Work instructions: Extract the full set of records, then give each one again exactly.

----

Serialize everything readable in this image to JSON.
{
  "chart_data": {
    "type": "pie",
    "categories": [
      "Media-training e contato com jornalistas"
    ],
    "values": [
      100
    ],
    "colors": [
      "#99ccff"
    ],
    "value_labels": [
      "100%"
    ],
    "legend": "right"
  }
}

----

Completed exercise:
Serialize everything readable in this image to JSON.
{
  "chart_data": {
    "type": "pie",
    "categories": [
      "Media-training e contato com jornalistas"
    ],
    "values": [
      100
    ],
    "colors": [
      "#99ccff"
    ],
    "value_labels": [
      "100%"
    ],
    "legend": "right"
  }
}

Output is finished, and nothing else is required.